## TASK TO COMPLETE
Print every line of the data below word for word, leaving nothing out and changing nothing.

Listings of elements and their boxes
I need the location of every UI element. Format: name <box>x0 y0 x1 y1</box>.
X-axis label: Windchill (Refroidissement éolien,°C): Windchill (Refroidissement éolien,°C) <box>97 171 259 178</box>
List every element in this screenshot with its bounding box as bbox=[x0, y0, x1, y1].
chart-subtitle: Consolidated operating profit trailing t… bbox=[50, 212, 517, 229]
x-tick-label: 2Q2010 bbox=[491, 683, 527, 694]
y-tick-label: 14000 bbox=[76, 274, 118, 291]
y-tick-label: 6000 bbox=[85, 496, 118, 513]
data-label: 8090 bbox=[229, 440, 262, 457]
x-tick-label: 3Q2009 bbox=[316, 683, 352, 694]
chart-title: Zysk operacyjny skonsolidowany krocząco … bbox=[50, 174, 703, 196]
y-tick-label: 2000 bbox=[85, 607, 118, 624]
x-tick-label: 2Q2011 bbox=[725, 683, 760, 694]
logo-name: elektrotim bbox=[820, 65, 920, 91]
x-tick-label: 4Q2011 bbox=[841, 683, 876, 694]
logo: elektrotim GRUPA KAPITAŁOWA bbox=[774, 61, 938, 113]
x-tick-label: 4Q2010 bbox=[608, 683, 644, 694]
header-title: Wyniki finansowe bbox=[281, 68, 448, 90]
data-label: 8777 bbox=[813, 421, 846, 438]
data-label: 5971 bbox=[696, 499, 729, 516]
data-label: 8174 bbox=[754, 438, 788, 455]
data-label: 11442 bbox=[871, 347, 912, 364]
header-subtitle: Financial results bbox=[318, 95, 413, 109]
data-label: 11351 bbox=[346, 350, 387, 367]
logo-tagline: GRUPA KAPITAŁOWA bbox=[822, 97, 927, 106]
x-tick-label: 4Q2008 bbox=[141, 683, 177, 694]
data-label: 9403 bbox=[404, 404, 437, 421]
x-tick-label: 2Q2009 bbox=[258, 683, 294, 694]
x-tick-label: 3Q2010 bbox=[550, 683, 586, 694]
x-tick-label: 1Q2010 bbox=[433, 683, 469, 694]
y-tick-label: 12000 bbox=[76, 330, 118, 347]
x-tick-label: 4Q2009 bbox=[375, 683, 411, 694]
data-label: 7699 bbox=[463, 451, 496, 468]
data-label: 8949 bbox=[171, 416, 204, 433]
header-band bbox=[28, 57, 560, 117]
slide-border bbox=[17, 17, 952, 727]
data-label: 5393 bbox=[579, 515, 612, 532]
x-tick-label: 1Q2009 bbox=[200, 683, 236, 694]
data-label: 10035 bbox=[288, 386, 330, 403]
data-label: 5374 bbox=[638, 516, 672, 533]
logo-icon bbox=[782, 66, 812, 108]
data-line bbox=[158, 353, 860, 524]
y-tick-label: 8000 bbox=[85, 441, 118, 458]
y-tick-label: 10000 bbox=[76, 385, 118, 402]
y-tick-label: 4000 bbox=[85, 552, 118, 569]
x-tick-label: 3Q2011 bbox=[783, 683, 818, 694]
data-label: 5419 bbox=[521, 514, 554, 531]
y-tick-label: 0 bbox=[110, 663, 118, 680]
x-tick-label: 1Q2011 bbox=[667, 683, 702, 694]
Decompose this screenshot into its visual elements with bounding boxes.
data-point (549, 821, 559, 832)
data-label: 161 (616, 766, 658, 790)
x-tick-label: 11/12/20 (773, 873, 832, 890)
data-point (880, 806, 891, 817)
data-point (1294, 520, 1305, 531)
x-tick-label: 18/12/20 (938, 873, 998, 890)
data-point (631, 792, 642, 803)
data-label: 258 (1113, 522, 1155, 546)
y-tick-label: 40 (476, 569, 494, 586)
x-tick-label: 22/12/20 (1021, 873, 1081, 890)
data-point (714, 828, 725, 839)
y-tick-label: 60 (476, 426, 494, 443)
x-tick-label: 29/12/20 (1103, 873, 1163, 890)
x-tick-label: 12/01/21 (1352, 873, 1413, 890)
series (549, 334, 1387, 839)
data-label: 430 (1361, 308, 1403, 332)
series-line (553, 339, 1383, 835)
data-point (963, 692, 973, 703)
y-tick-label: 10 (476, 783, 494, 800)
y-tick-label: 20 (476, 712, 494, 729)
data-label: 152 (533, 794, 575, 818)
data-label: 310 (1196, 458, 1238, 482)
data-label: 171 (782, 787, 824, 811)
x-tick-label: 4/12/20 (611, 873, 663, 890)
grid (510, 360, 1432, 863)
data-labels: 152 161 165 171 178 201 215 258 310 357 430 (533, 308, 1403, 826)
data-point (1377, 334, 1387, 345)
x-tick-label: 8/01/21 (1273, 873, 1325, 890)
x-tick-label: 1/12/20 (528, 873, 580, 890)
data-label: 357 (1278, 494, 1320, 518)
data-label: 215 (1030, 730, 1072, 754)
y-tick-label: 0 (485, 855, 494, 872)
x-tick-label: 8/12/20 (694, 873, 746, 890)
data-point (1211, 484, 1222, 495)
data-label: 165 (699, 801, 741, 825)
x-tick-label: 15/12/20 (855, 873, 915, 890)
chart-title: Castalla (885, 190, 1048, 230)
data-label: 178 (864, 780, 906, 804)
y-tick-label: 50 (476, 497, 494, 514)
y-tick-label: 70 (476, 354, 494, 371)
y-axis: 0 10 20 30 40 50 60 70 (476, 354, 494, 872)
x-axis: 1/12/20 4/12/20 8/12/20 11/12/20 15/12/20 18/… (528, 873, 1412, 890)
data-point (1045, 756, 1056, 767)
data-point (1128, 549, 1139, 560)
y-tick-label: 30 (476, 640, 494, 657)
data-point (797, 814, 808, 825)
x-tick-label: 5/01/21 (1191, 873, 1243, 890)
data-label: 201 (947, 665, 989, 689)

## RESULT OF THIS TASK
I need the location of every UI element. Format: name <box>x0 y0 x1 y1</box>.
X-axis label: Windchill (Refroidissement éolien,°C): Windchill (Refroidissement éolien,°C) <box>97 171 259 178</box>
List every element in this screenshot with its bounding box as bbox=[x0, y0, x1, y1].
chart-subtitle: Consolidated operating profit trailing t… bbox=[50, 212, 517, 229]
x-tick-label: 2Q2010 bbox=[491, 683, 527, 694]
y-tick-label: 14000 bbox=[76, 274, 118, 291]
y-tick-label: 6000 bbox=[85, 496, 118, 513]
data-label: 8090 bbox=[229, 440, 262, 457]
x-tick-label: 3Q2009 bbox=[316, 683, 352, 694]
chart-title: Zysk operacyjny skonsolidowany krocząco … bbox=[50, 174, 703, 196]
y-tick-label: 2000 bbox=[85, 607, 118, 624]
x-tick-label: 2Q2011 bbox=[725, 683, 760, 694]
logo-name: elektrotim bbox=[820, 65, 920, 91]
x-tick-label: 4Q2011 bbox=[841, 683, 876, 694]
logo: elektrotim GRUPA KAPITAŁOWA bbox=[774, 61, 938, 113]
x-tick-label: 4Q2010 bbox=[608, 683, 644, 694]
header-title: Wyniki finansowe bbox=[281, 68, 448, 90]
data-label: 8777 bbox=[813, 421, 846, 438]
data-label: 5971 bbox=[696, 499, 729, 516]
data-label: 8174 bbox=[754, 438, 788, 455]
data-label: 11442 bbox=[871, 347, 912, 364]
header-subtitle: Financial results bbox=[318, 95, 413, 109]
data-label: 11351 bbox=[346, 350, 387, 367]
logo-tagline: GRUPA KAPITAŁOWA bbox=[822, 97, 927, 106]
x-tick-label: 4Q2008 bbox=[141, 683, 177, 694]
data-label: 9403 bbox=[404, 404, 437, 421]
x-tick-label: 2Q2009 bbox=[258, 683, 294, 694]
x-tick-label: 3Q2010 bbox=[550, 683, 586, 694]
x-tick-label: 1Q2010 bbox=[433, 683, 469, 694]
y-tick-label: 12000 bbox=[76, 330, 118, 347]
x-tick-label: 4Q2009 bbox=[375, 683, 411, 694]
data-label: 7699 bbox=[463, 451, 496, 468]
data-label: 8949 bbox=[171, 416, 204, 433]
header-band bbox=[28, 57, 560, 117]
slide-border bbox=[17, 17, 952, 727]
data-label: 5393 bbox=[579, 515, 612, 532]
x-tick-label: 1Q2009 bbox=[200, 683, 236, 694]
data-label: 10035 bbox=[288, 386, 330, 403]
data-label: 5374 bbox=[638, 516, 672, 533]
logo-icon bbox=[782, 66, 812, 108]
data-line bbox=[158, 353, 860, 524]
y-tick-label: 8000 bbox=[85, 441, 118, 458]
y-tick-label: 10000 bbox=[76, 385, 118, 402]
y-tick-label: 4000 bbox=[85, 552, 118, 569]
x-tick-label: 3Q2011 bbox=[783, 683, 818, 694]
data-label: 5419 bbox=[521, 514, 554, 531]
y-tick-label: 0 bbox=[110, 663, 118, 680]
x-tick-label: 1Q2011 bbox=[667, 683, 702, 694]
Decompose this screenshot into its visual elements with bounding boxes.
data-point (549, 821, 559, 832)
data-label: 161 (616, 766, 658, 790)
x-tick-label: 11/12/20 (773, 873, 832, 890)
data-point (880, 806, 891, 817)
data-point (1294, 520, 1305, 531)
x-tick-label: 18/12/20 (938, 873, 998, 890)
data-point (631, 792, 642, 803)
data-label: 258 (1113, 522, 1155, 546)
y-tick-label: 40 (476, 569, 494, 586)
x-tick-label: 22/12/20 (1021, 873, 1081, 890)
data-point (714, 828, 725, 839)
y-tick-label: 60 (476, 426, 494, 443)
x-tick-label: 29/12/20 (1103, 873, 1163, 890)
x-tick-label: 12/01/21 (1352, 873, 1413, 890)
series (549, 334, 1387, 839)
data-label: 430 (1361, 308, 1403, 332)
series-line (553, 339, 1383, 835)
data-point (963, 692, 973, 703)
y-tick-label: 10 (476, 783, 494, 800)
y-tick-label: 20 (476, 712, 494, 729)
data-label: 152 (533, 794, 575, 818)
data-label: 310 (1196, 458, 1238, 482)
data-label: 171 (782, 787, 824, 811)
x-tick-label: 4/12/20 (611, 873, 663, 890)
grid (510, 360, 1432, 863)
data-labels: 152 161 165 171 178 201 215 258 310 357 430 (533, 308, 1403, 826)
data-point (1377, 334, 1387, 345)
x-tick-label: 8/01/21 (1273, 873, 1325, 890)
x-tick-label: 1/12/20 (528, 873, 580, 890)
data-label: 357 (1278, 494, 1320, 518)
data-label: 215 (1030, 730, 1072, 754)
y-tick-label: 0 (485, 855, 494, 872)
x-tick-label: 8/12/20 (694, 873, 746, 890)
data-point (1211, 484, 1222, 495)
data-label: 165 (699, 801, 741, 825)
x-tick-label: 15/12/20 (855, 873, 915, 890)
chart-title: Castalla (885, 190, 1048, 230)
data-label: 178 (864, 780, 906, 804)
y-tick-label: 50 (476, 497, 494, 514)
y-tick-label: 70 (476, 354, 494, 371)
y-axis: 0 10 20 30 40 50 60 70 (476, 354, 494, 872)
x-axis: 1/12/20 4/12/20 8/12/20 11/12/20 15/12/20 18/… (528, 873, 1412, 890)
data-point (1045, 756, 1056, 767)
data-point (1128, 549, 1139, 560)
y-tick-label: 30 (476, 640, 494, 657)
data-point (797, 814, 808, 825)
x-tick-label: 5/01/21 (1191, 873, 1243, 890)
data-label: 201 (947, 665, 989, 689)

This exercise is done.